------ Excerpted data

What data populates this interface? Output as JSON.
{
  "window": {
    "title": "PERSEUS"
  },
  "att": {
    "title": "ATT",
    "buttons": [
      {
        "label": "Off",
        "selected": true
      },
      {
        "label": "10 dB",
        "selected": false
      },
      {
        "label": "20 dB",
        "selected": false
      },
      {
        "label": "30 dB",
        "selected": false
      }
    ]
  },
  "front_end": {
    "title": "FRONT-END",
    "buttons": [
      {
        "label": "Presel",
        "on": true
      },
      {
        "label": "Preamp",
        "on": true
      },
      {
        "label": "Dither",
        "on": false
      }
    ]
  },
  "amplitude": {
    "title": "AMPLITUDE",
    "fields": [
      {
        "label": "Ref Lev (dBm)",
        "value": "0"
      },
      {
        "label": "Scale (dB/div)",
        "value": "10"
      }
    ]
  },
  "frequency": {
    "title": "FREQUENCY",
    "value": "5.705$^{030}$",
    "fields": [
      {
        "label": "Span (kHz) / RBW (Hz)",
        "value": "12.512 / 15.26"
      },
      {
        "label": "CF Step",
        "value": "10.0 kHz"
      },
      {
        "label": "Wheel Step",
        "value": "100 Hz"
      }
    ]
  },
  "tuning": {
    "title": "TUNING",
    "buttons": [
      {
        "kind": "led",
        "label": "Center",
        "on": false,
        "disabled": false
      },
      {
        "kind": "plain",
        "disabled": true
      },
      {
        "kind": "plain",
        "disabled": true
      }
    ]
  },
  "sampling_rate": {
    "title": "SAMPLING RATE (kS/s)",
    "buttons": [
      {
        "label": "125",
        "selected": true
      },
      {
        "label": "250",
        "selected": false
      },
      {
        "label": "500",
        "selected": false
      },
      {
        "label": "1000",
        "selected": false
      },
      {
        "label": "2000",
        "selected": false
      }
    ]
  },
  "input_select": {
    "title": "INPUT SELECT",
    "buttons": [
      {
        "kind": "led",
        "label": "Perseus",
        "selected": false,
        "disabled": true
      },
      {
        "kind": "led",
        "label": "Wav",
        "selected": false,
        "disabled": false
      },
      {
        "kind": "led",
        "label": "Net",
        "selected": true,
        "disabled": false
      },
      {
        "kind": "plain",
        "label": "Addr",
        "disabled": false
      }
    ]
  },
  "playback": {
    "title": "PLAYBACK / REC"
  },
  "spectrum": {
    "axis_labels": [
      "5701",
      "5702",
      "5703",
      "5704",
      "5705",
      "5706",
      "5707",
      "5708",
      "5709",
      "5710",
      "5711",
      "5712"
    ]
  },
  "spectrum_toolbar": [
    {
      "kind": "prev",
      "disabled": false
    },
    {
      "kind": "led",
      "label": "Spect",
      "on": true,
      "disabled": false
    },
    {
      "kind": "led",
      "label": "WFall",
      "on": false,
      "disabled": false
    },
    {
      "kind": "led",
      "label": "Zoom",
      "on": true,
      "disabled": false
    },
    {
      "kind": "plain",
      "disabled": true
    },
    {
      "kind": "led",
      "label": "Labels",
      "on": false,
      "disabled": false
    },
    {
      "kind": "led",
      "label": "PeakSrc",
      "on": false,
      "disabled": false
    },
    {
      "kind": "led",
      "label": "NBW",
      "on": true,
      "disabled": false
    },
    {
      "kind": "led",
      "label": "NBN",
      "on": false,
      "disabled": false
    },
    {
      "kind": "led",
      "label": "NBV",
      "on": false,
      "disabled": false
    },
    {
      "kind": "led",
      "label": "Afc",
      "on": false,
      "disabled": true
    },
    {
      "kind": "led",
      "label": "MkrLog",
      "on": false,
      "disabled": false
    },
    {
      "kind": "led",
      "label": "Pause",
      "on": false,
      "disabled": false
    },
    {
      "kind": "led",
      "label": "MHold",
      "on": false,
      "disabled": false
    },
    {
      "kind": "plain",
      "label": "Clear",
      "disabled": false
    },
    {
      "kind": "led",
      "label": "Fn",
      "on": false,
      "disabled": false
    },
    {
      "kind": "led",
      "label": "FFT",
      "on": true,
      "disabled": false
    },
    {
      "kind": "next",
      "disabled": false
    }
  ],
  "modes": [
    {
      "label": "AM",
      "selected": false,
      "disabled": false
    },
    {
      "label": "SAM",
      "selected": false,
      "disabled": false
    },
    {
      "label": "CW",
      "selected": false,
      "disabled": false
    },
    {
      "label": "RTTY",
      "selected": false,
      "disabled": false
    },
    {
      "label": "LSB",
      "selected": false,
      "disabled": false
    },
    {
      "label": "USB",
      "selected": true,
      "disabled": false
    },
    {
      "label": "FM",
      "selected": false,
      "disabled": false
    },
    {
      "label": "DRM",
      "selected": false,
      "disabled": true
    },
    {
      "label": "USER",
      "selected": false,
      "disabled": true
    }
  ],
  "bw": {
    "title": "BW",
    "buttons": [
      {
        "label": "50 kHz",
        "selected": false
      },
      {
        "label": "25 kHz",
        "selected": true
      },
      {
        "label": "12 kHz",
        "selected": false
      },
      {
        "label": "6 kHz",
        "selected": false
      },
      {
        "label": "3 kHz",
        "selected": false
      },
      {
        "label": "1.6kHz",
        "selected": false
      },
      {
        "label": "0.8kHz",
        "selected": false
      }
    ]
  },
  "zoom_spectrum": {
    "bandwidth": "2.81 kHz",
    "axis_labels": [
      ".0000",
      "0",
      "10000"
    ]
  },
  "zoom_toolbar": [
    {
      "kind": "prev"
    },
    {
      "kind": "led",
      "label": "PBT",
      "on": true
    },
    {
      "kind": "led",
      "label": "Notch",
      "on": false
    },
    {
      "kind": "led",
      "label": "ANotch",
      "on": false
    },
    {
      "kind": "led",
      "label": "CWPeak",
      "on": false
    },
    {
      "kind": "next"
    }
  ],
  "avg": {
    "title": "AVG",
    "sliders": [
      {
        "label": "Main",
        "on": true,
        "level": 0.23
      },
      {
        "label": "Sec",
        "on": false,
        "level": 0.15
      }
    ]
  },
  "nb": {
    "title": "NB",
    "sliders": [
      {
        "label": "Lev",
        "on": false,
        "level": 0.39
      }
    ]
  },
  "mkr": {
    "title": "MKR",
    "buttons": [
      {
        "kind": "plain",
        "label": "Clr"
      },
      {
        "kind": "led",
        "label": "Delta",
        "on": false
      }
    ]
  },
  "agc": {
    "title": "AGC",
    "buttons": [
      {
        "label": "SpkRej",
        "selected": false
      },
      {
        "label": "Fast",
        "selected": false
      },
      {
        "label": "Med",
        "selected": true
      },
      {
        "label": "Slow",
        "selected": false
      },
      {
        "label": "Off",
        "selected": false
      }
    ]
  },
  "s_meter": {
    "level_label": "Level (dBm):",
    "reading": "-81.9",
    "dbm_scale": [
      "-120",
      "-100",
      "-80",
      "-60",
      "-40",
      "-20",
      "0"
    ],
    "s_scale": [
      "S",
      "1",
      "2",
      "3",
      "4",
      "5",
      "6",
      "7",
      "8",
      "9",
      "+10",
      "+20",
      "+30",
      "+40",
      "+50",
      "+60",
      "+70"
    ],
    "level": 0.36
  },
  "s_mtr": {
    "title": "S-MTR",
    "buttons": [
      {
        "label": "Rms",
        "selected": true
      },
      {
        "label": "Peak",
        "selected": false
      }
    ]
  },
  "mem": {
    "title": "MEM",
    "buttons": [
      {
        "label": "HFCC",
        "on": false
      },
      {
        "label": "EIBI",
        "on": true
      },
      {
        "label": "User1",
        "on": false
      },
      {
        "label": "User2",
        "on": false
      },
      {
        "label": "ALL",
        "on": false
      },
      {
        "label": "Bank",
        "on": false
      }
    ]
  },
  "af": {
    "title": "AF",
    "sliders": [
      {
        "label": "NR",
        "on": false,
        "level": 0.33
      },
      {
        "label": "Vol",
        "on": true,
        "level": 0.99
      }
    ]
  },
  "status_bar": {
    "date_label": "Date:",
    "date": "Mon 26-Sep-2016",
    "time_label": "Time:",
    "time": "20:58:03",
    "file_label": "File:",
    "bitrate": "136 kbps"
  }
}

------------

| Exercise prompt |
From the records, copy every line that has the string "value" in it.

| Answer for this exercise |
        "value": "0"
        "value": "10"
    "value": "5.705$^{030}$",
        "value": "12.512 / 15.26"
        "value": "10.0 kHz"
        "value": "100 Hz"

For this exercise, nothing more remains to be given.